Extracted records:
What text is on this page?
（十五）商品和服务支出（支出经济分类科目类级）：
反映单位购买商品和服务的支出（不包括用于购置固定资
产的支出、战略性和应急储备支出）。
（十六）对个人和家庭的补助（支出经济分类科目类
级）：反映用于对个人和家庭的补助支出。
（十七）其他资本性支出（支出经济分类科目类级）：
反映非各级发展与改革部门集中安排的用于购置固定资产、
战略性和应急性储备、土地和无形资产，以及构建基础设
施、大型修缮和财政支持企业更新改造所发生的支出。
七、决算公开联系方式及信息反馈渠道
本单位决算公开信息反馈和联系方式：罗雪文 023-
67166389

Exercise —
From the preceding material, extract every line exactly.

Output —
What text is on this page?
（十五）商品和服务支出（支出经济分类科目类级）：
反映单位购买商品和服务的支出（不包括用于购置固定资
产的支出、战略性和应急储备支出）。
（十六）对个人和家庭的补助（支出经济分类科目类
级）：反映用于对个人和家庭的补助支出。
（十七）其他资本性支出（支出经济分类科目类级）：
反映非各级发展与改革部门集中安排的用于购置固定资产、
战略性和应急性储备、土地和无形资产，以及构建基础设
施、大型修缮和财政支持企业更新改造所发生的支出。
七、决算公开联系方式及信息反馈渠道
本单位决算公开信息反馈和联系方式：罗雪文 023-
67166389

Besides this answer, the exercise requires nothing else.